-- begin --

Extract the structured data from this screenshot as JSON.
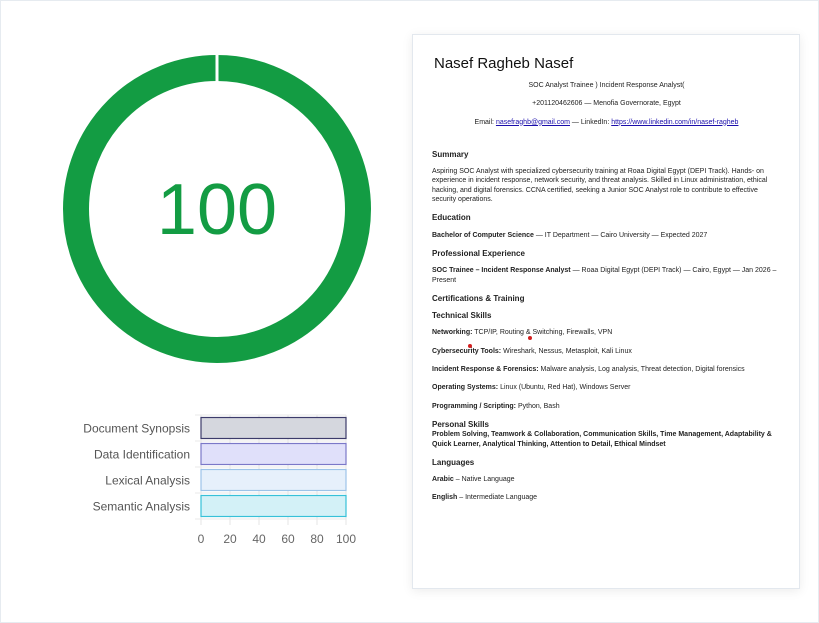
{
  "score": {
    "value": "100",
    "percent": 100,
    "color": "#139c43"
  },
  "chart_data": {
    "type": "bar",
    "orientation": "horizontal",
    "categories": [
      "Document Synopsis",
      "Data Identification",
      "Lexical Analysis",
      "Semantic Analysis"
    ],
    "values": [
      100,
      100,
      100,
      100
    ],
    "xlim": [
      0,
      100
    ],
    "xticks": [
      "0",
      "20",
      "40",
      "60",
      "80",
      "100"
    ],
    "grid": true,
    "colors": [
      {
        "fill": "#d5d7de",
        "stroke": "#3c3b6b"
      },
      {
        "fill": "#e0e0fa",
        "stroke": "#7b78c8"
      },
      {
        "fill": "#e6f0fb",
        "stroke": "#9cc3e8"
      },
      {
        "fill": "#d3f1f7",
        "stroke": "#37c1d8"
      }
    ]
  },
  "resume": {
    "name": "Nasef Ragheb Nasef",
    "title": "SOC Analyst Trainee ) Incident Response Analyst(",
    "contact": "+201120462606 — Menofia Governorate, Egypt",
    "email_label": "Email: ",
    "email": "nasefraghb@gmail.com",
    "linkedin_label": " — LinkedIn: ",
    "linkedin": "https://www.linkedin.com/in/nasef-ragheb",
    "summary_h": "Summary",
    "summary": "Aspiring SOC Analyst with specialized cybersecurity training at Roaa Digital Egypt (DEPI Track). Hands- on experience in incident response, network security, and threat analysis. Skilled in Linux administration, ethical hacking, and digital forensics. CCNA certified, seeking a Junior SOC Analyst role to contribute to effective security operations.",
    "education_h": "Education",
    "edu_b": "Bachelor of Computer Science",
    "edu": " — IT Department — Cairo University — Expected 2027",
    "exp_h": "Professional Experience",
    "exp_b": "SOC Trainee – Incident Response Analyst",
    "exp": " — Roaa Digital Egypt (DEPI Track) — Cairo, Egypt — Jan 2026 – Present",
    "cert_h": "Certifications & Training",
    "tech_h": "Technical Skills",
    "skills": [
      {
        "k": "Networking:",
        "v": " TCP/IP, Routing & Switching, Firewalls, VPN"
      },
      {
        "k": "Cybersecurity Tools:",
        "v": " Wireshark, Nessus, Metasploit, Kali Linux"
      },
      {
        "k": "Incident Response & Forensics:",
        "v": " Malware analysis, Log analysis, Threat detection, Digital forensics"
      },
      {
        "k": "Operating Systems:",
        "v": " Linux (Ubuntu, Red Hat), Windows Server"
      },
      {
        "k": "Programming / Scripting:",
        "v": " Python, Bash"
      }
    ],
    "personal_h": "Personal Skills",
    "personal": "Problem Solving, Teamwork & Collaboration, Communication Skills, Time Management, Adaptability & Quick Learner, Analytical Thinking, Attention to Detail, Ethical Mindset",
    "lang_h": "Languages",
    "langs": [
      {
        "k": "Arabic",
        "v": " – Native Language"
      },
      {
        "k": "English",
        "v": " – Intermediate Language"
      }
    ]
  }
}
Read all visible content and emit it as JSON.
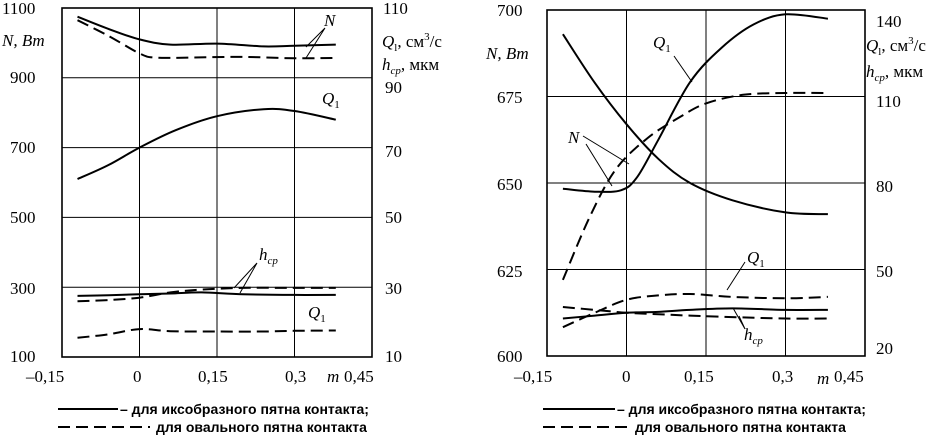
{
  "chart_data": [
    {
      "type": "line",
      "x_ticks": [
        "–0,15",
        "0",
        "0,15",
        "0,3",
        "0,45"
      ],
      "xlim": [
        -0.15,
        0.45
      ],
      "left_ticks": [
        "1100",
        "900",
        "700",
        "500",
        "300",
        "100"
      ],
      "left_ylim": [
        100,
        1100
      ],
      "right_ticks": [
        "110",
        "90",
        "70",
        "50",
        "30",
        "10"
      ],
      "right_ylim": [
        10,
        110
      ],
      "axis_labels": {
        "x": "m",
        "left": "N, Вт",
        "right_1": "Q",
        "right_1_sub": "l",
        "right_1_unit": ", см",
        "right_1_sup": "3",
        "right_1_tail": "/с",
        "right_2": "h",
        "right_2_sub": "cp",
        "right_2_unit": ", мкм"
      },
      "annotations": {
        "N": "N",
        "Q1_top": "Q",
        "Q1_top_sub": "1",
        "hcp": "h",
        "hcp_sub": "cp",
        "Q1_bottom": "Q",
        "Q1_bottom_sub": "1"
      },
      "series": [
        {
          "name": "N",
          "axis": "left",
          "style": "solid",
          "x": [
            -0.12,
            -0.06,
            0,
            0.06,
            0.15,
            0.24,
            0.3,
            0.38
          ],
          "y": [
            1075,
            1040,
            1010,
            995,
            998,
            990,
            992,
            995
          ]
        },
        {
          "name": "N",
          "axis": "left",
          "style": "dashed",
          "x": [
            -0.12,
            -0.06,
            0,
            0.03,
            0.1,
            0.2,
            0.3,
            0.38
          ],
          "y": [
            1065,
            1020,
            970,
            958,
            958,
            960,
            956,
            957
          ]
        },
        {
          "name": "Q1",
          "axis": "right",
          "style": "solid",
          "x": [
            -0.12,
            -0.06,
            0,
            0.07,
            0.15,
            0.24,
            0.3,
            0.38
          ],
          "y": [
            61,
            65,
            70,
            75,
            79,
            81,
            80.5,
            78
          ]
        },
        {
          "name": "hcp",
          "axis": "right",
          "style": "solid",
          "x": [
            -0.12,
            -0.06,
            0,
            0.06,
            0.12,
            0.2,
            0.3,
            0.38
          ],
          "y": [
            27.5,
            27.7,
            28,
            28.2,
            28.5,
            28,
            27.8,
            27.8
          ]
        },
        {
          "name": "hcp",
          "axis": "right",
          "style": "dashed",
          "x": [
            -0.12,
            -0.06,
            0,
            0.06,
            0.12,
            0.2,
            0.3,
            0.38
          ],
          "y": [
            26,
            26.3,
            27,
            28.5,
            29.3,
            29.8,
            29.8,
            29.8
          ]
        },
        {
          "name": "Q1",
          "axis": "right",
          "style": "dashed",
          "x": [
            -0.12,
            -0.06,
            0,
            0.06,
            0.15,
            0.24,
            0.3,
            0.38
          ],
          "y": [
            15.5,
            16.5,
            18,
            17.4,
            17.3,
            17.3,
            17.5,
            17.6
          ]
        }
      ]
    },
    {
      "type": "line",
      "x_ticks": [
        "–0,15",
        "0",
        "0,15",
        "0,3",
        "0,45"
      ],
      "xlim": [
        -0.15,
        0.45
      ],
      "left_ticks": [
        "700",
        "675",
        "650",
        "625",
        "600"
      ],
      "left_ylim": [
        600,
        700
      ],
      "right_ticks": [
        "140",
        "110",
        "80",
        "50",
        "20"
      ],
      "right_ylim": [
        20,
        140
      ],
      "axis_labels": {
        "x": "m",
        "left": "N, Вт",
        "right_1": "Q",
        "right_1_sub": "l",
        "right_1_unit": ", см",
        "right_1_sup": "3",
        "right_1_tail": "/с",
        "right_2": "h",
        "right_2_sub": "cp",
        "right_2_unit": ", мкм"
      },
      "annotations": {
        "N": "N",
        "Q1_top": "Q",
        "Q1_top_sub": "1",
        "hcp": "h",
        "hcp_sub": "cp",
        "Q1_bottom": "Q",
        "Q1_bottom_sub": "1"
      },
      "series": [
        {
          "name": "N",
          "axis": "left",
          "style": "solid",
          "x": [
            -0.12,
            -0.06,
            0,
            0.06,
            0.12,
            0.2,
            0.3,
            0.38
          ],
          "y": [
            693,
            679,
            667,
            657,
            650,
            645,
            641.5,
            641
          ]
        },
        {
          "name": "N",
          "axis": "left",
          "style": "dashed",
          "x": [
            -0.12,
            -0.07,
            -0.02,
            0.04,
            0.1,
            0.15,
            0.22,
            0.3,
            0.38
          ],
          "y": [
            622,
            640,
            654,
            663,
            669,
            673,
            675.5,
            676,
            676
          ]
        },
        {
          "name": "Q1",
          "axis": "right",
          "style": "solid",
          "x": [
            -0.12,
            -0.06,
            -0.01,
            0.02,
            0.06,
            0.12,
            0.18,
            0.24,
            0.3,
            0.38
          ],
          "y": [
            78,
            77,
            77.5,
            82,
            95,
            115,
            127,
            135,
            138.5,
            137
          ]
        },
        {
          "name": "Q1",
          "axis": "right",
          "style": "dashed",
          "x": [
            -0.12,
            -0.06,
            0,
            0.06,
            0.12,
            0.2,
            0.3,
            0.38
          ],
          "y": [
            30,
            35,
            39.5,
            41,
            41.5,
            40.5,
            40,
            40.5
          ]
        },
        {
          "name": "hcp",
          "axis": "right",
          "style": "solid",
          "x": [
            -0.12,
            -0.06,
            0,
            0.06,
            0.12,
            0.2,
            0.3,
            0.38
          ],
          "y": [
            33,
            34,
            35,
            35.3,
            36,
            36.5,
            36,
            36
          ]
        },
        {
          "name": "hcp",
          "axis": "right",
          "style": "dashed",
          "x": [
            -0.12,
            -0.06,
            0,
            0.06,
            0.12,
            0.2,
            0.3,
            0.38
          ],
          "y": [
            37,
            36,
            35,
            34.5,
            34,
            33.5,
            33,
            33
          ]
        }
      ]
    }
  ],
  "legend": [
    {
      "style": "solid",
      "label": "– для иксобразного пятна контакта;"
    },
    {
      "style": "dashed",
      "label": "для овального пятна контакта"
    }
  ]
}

-- end --
-- begin --

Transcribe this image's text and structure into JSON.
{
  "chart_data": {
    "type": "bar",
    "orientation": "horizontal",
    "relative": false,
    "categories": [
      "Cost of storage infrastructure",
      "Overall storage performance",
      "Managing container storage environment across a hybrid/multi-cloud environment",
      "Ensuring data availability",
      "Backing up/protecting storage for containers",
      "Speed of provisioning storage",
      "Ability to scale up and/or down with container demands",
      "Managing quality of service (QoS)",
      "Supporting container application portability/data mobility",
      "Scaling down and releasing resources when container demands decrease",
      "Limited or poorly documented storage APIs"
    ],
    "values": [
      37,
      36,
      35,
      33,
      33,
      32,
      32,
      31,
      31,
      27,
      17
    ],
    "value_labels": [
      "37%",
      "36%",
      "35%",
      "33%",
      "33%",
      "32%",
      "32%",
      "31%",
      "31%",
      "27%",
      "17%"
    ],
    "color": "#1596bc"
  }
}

-- end --

**Aim of the exercise:** Looking at the records above, count the lines where the word "JSON" appears. State only the number.

**Written answer:** 3